== GIVEN REQUEST ==
Keep only the lines that hold the string "tutte", filtering out the rest of the entries below.

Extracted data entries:
___

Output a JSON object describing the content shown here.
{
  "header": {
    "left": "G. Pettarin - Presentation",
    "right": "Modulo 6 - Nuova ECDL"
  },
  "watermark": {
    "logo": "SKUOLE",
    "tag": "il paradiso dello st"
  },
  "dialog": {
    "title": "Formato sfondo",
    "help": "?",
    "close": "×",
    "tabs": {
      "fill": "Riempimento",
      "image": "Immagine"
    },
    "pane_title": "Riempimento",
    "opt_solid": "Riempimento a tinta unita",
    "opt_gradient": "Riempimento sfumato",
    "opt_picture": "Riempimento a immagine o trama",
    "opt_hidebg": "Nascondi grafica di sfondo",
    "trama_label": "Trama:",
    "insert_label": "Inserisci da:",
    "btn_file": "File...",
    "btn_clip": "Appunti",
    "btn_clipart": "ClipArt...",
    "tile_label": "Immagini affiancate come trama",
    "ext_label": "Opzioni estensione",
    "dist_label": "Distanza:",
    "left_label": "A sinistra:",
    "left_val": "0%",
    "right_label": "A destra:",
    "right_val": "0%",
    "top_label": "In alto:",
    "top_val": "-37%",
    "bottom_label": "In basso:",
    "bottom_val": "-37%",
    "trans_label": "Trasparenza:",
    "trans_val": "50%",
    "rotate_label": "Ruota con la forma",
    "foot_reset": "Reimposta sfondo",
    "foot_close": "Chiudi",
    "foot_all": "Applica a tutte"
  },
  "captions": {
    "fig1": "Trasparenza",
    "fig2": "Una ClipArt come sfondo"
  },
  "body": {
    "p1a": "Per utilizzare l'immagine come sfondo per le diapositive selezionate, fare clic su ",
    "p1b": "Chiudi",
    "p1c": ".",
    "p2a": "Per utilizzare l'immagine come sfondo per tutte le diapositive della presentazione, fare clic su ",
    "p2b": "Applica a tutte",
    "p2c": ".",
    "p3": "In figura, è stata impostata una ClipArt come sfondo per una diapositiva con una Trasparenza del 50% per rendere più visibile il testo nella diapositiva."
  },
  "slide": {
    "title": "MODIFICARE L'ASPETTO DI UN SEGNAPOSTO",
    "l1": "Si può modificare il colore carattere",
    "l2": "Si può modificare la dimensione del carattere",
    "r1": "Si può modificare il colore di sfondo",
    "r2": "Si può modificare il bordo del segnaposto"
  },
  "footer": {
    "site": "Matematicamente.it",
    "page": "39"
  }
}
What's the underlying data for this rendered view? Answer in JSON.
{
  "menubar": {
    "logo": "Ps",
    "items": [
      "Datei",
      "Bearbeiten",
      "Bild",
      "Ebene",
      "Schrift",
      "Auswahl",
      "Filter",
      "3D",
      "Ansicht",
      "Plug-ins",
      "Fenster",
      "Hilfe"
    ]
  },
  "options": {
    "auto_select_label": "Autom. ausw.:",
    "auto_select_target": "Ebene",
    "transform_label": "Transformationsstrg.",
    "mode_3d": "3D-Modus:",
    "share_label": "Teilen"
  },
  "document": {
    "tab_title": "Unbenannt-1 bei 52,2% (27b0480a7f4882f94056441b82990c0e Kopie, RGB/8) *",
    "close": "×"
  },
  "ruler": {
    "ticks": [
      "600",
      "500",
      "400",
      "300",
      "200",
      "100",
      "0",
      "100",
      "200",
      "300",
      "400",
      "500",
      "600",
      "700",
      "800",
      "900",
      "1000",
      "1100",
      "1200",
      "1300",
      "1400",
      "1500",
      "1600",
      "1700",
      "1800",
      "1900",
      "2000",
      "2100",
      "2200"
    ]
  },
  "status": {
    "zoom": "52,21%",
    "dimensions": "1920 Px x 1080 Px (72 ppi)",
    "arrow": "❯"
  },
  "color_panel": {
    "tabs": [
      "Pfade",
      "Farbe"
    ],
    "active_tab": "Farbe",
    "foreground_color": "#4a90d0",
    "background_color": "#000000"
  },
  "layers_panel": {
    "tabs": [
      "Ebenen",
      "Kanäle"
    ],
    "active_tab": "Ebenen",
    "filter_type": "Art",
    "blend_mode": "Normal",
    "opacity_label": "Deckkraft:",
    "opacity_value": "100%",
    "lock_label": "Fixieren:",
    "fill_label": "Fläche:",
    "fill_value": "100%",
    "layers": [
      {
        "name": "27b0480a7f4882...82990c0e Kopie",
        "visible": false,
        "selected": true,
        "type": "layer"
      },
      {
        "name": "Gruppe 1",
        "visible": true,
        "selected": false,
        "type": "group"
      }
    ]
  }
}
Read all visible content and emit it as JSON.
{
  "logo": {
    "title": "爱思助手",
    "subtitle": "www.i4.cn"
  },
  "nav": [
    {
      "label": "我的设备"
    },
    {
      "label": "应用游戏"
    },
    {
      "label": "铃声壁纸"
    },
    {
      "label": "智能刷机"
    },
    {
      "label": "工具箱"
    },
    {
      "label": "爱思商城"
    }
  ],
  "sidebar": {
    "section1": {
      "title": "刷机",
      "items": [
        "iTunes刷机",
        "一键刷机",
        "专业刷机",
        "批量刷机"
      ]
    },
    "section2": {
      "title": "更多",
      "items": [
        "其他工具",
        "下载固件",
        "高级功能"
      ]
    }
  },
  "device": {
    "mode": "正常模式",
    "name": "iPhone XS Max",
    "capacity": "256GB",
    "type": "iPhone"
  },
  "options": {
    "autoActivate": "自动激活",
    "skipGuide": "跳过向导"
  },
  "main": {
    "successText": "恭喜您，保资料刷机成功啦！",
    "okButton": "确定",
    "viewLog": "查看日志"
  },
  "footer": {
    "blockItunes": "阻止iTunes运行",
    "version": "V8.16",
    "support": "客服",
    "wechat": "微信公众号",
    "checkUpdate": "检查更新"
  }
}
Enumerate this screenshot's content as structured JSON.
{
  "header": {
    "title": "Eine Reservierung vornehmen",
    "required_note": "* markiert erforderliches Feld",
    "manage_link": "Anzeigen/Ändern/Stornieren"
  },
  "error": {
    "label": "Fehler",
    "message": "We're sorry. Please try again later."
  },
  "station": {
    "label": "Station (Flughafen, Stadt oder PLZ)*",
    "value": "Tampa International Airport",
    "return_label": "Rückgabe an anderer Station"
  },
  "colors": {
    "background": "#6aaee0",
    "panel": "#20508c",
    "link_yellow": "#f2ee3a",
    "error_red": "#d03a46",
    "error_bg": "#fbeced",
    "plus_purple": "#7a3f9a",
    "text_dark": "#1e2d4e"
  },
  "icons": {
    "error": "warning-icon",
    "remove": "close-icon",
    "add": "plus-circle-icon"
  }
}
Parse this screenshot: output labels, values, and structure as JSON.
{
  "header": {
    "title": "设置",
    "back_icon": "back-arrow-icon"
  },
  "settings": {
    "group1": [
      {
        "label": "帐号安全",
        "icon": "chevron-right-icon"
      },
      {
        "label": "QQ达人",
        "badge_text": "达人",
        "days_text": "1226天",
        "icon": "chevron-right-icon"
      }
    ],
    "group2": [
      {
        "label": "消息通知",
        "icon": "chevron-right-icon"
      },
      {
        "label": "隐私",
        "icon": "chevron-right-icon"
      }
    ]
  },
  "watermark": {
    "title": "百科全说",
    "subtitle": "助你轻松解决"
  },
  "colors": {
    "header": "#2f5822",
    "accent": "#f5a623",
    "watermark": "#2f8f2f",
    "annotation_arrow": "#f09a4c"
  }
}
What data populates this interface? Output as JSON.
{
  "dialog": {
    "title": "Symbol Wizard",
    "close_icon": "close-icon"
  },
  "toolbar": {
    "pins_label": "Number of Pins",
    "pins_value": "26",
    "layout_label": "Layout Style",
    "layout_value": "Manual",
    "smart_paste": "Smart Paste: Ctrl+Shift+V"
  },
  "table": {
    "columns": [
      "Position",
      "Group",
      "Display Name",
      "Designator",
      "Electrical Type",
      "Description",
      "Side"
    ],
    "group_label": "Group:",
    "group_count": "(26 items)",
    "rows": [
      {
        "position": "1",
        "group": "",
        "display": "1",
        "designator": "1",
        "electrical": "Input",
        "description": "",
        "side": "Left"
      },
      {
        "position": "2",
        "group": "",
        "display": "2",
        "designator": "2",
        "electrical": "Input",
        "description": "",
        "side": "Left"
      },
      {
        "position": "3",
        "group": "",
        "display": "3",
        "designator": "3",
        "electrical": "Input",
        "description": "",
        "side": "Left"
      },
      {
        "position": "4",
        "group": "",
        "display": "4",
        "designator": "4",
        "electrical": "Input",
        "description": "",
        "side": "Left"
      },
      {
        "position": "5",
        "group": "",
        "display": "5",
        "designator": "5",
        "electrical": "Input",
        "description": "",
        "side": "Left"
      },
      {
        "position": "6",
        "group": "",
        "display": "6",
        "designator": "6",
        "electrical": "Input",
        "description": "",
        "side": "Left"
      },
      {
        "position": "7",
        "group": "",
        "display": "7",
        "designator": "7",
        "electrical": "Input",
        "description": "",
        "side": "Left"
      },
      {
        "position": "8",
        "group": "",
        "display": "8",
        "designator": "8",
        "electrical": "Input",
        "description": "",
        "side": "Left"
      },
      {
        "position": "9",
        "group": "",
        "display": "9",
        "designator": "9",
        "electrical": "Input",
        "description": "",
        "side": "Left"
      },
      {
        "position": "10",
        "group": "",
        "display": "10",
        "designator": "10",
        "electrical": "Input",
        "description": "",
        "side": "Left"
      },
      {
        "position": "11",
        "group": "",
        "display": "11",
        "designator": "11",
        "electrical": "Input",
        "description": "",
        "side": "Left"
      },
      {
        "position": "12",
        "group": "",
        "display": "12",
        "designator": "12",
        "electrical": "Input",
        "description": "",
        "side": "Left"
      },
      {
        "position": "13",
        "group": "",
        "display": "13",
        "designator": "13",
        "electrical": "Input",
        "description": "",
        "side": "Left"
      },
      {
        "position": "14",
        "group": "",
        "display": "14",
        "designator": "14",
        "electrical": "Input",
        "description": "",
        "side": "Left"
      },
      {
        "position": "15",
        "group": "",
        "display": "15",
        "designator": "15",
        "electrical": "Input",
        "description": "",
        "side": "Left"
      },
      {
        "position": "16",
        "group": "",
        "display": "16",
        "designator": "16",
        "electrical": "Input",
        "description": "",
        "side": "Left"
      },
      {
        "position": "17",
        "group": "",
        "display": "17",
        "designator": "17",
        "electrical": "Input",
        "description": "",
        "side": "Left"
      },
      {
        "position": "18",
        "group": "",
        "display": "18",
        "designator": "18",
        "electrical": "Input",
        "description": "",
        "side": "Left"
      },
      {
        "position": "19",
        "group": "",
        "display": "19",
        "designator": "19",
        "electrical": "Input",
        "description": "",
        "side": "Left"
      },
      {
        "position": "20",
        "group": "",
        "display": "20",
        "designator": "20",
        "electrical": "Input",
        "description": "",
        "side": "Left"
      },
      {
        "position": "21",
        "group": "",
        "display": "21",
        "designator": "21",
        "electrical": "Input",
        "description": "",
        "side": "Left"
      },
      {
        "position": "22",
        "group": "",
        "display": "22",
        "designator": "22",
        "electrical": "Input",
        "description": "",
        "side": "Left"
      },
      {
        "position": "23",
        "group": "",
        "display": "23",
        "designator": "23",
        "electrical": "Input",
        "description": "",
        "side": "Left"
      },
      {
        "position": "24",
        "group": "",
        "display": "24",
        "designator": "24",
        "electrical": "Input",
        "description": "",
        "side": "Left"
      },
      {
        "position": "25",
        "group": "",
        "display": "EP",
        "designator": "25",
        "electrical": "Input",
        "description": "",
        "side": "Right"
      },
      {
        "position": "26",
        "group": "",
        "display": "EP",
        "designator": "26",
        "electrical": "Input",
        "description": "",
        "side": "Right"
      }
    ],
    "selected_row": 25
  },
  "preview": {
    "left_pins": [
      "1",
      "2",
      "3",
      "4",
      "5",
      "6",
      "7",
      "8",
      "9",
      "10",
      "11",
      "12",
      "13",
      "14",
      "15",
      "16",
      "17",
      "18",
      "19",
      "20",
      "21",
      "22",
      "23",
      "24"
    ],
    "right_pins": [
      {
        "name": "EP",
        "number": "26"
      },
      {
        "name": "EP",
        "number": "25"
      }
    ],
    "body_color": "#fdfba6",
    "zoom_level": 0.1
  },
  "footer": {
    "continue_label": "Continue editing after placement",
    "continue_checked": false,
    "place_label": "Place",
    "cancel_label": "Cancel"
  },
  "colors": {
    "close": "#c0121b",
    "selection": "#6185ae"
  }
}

___

== REPLY TO THE TASK ==
    "foot_all": "Applica a tutte"
    "p2a": "Per utilizzare l'immagine come sfondo per tutte le diapositive della presentazione, fare clic su ",
    "p2b": "Applica a tutte",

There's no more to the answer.